> _Work required_
In the data below, find every line with the string "Long" and pull it out.

(Collected data)

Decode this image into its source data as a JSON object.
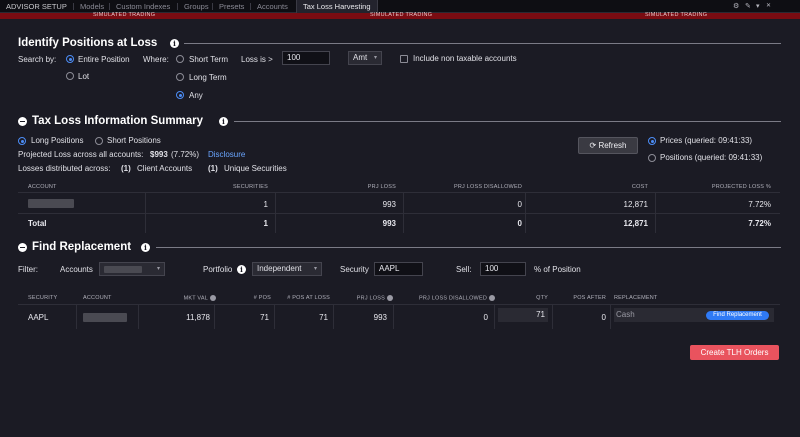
{
  "topbar": {
    "tabs": [
      "ADVISOR SETUP",
      "Models",
      "Custom Indexes",
      "Groups",
      "Presets",
      "Accounts",
      "Tax Loss Harvesting"
    ],
    "active_tab": "Tax Loss Harvesting",
    "banner": "SIMULATED TRADING",
    "icons": [
      "gear-icon",
      "pin-icon",
      "chevron-down-icon",
      "close-icon"
    ]
  },
  "identify": {
    "title": "Identify Positions at Loss",
    "search_by_label": "Search by:",
    "search_options": [
      "Entire Position",
      "Lot"
    ],
    "search_selected": "Entire Position",
    "where_label": "Where:",
    "where_options": [
      "Short Term",
      "Long Term",
      "Any"
    ],
    "where_selected": "Any",
    "loss_label": "Loss is >",
    "loss_value": "100",
    "loss_unit": "Amt",
    "non_taxable_label": "Include non taxable accounts"
  },
  "summary": {
    "title": "Tax Loss Information Summary",
    "position_options": [
      "Long Positions",
      "Short Positions"
    ],
    "position_selected": "Long Positions",
    "projected_label": "Projected Loss across all accounts:",
    "projected_value": "$993",
    "projected_pct": "(7.72%)",
    "disclosure_link": "Disclosure",
    "distributed_label": "Losses distributed across:",
    "client_count": "(1)",
    "client_label": "Client Accounts",
    "unique_count": "(1)",
    "unique_label": "Unique Securities",
    "refresh_label": "Refresh",
    "prices_label": "Prices (queried: 09:41:33)",
    "positions_label": "Positions (queried: 09:41:33)",
    "table": {
      "headers": [
        "ACCOUNT",
        "SECURITIES",
        "PRJ LOSS",
        "PRJ LOSS DISALLOWED",
        "COST",
        "PROJECTED LOSS %"
      ],
      "row": [
        "",
        "1",
        "993",
        "0",
        "12,871",
        "7.72%"
      ],
      "total": [
        "Total",
        "1",
        "993",
        "0",
        "12,871",
        "7.72%"
      ]
    }
  },
  "replacement": {
    "title": "Find Replacement",
    "filter_label": "Filter:",
    "accounts_label": "Accounts",
    "portfolio_label": "Portfolio",
    "portfolio_value": "Independent",
    "security_label": "Security",
    "security_value": "AAPL",
    "sell_label": "Sell:",
    "sell_value": "100",
    "sell_suffix": "% of Position",
    "table": {
      "headers": [
        "SECURITY",
        "ACCOUNT",
        "MKT VAL",
        "# POS",
        "# POS AT LOSS",
        "PRJ LOSS",
        "PRJ LOSS DISALLOWED",
        "QTY",
        "POS AFTER",
        "REPLACEMENT"
      ],
      "row": {
        "security": "AAPL",
        "mkt_val": "11,878",
        "pos": "71",
        "pos_at_loss": "71",
        "prj_loss": "993",
        "prj_loss_disallowed": "0",
        "qty": "71",
        "pos_after": "0",
        "replacement": "Cash",
        "find_btn": "Find Replacement"
      }
    },
    "create_btn": "Create TLH Orders"
  },
  "colors": {
    "background": "#1b1b24",
    "accent_blue": "#2f7af5",
    "danger_red": "#e9535e",
    "banner_red": "#7a0c12"
  }
}
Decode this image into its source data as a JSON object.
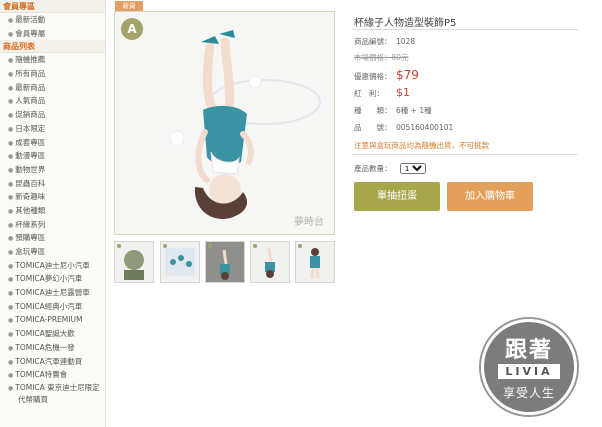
{
  "sidebar": {
    "sections": [
      {
        "heading": "會員專區",
        "items": [
          "最新活動",
          "會員專屬"
        ]
      },
      {
        "heading": "商品列表",
        "items": [
          "隨機推薦",
          "所有商品",
          "最新商品",
          "人氣商品",
          "促銷商品",
          "日本限定",
          "成套專區",
          "動漫專區",
          "動物世界",
          "昆蟲百科",
          "新奇趣味",
          "其他種類",
          "杯緣系列",
          "預購專區",
          "盒玩專區",
          "TOMICA迪士尼小汽車",
          "TOMICA夢幻小汽車",
          "TOMICA迪士尼露營車",
          "TOMICA經典小汽車",
          "TOMICA-PREMIUM",
          "TOMICA聖誕大歡",
          "TOMICA危機一發",
          "TOMICA汽車連動買",
          "TOMICA特賣會",
          "TOMICA 東京迪士尼限定",
          "代幣購買"
        ]
      }
    ]
  },
  "product": {
    "new_badge": "新貨",
    "grade": "A",
    "image_signature": "夢時台",
    "title": "杯緣子人物造型裝飾P5",
    "fields": {
      "id_label": "商品編號：",
      "id_value": "1028",
      "orig_label": "市場價格：",
      "orig_value": "80元",
      "price_label": "優惠價格：",
      "price_value": "$79",
      "bonus_label": "紅　利：",
      "bonus_value": "$1",
      "kinds_label": "種　　類：",
      "kinds_value": "6種 + 1種",
      "code_label": "品　　號：",
      "code_value": "005160400101"
    },
    "notice": "注意與盒玩商品均為隨機出貨，不可挑款",
    "qty_label": "產品數量：",
    "qty_value": "1",
    "btn_gacha": "單抽扭蛋",
    "btn_cart": "加入購物車"
  },
  "stamp": {
    "line1": "跟著",
    "line2": "LIVIA",
    "line3": "享受人生"
  },
  "colors": {
    "accent_orange": "#e3a05a",
    "accent_green": "#a6a64a",
    "price_red": "#c8452c"
  }
}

> _Exercise response_
      "Long Term",
      "Long Positions",
    "position_selected": "Long Positions",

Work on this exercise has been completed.